┌──

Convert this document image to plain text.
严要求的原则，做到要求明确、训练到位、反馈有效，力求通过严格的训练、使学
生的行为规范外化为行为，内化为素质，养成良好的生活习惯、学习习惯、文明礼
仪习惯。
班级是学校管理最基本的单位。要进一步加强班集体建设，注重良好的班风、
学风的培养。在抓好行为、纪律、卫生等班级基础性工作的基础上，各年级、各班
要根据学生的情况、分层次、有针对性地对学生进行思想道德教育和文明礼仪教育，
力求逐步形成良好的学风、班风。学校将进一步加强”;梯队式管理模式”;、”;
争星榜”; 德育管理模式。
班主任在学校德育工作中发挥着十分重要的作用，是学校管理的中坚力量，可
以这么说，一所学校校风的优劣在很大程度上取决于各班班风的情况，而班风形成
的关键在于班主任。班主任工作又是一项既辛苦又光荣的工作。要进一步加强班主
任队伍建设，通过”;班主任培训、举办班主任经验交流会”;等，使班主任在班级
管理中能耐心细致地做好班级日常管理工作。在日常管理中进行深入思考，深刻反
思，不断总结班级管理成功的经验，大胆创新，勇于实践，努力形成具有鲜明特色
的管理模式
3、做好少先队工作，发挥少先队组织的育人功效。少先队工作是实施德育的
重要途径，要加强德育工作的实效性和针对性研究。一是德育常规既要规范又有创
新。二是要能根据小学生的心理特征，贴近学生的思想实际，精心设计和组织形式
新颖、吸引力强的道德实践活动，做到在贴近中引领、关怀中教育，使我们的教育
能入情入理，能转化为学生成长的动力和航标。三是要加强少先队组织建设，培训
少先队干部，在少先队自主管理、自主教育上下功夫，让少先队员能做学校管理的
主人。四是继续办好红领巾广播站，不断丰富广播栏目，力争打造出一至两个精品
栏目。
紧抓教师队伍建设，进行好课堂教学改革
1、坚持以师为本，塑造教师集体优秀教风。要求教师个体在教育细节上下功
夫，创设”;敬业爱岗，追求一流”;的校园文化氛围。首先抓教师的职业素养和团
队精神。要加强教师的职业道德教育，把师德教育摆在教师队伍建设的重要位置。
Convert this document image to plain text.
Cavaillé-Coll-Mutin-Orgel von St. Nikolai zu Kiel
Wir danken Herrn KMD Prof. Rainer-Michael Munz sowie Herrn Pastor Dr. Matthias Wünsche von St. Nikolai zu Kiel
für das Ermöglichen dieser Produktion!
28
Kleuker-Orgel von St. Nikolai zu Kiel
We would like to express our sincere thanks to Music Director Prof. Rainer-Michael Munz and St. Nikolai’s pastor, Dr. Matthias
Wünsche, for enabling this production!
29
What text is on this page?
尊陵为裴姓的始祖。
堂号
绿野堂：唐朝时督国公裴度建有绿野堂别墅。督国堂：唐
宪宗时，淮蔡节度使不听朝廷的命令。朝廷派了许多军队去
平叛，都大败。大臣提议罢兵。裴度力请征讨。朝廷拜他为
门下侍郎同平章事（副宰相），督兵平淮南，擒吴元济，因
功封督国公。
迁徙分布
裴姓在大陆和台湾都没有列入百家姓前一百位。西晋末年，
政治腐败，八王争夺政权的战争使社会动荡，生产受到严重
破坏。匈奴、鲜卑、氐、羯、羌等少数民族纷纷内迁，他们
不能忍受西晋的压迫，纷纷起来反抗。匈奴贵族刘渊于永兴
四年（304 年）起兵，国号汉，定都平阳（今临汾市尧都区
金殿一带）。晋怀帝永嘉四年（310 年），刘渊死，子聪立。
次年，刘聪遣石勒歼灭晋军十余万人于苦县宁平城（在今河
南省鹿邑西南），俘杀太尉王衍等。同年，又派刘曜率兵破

└──

## Task objective
Above are the records; copy all of them exactly.

## Output of the task
Convert this document image to plain text.
严要求的原则，做到要求明确、训练到位、反馈有效，力求通过严格的训练、使学
生的行为规范外化为行为，内化为素质，养成良好的生活习惯、学习习惯、文明礼
仪习惯。
班级是学校管理最基本的单位。要进一步加强班集体建设，注重良好的班风、
学风的培养。在抓好行为、纪律、卫生等班级基础性工作的基础上，各年级、各班
要根据学生的情况、分层次、有针对性地对学生进行思想道德教育和文明礼仪教育，
力求逐步形成良好的学风、班风。学校将进一步加强”;梯队式管理模式”;、”;
争星榜”; 德育管理模式。
班主任在学校德育工作中发挥着十分重要的作用，是学校管理的中坚力量，可
以这么说，一所学校校风的优劣在很大程度上取决于各班班风的情况，而班风形成
的关键在于班主任。班主任工作又是一项既辛苦又光荣的工作。要进一步加强班主
任队伍建设，通过”;班主任培训、举办班主任经验交流会”;等，使班主任在班级
管理中能耐心细致地做好班级日常管理工作。在日常管理中进行深入思考，深刻反
思，不断总结班级管理成功的经验，大胆创新，勇于实践，努力形成具有鲜明特色
的管理模式
3、做好少先队工作，发挥少先队组织的育人功效。少先队工作是实施德育的
重要途径，要加强德育工作的实效性和针对性研究。一是德育常规既要规范又有创
新。二是要能根据小学生的心理特征，贴近学生的思想实际，精心设计和组织形式
新颖、吸引力强的道德实践活动，做到在贴近中引领、关怀中教育，使我们的教育
能入情入理，能转化为学生成长的动力和航标。三是要加强少先队组织建设，培训
少先队干部，在少先队自主管理、自主教育上下功夫，让少先队员能做学校管理的
主人。四是继续办好红领巾广播站，不断丰富广播栏目，力争打造出一至两个精品
栏目。
紧抓教师队伍建设，进行好课堂教学改革
1、坚持以师为本，塑造教师集体优秀教风。要求教师个体在教育细节上下功
夫，创设”;敬业爱岗，追求一流”;的校园文化氛围。首先抓教师的职业素养和团
队精神。要加强教师的职业道德教育，把师德教育摆在教师队伍建设的重要位置。
Convert this document image to plain text.
Cavaillé-Coll-Mutin-Orgel von St. Nikolai zu Kiel
Wir danken Herrn KMD Prof. Rainer-Michael Munz sowie Herrn Pastor Dr. Matthias Wünsche von St. Nikolai zu Kiel
für das Ermöglichen dieser Produktion!
28
Kleuker-Orgel von St. Nikolai zu Kiel
We would like to express our sincere thanks to Music Director Prof. Rainer-Michael Munz and St. Nikolai’s pastor, Dr. Matthias
Wünsche, for enabling this production!
29
What text is on this page?
尊陵为裴姓的始祖。
堂号
绿野堂：唐朝时督国公裴度建有绿野堂别墅。督国堂：唐
宪宗时，淮蔡节度使不听朝廷的命令。朝廷派了许多军队去
平叛，都大败。大臣提议罢兵。裴度力请征讨。朝廷拜他为
门下侍郎同平章事（副宰相），督兵平淮南，擒吴元济，因
功封督国公。
迁徙分布
裴姓在大陆和台湾都没有列入百家姓前一百位。西晋末年，
政治腐败，八王争夺政权的战争使社会动荡，生产受到严重
破坏。匈奴、鲜卑、氐、羯、羌等少数民族纷纷内迁，他们
不能忍受西晋的压迫，纷纷起来反抗。匈奴贵族刘渊于永兴
四年（304 年）起兵，国号汉，定都平阳（今临汾市尧都区
金殿一带）。晋怀帝永嘉四年（310 年），刘渊死，子聪立。
次年，刘聪遣石勒歼灭晋军十余万人于苦县宁平城（在今河
南省鹿邑西南），俘杀太尉王衍等。同年，又派刘曜率兵破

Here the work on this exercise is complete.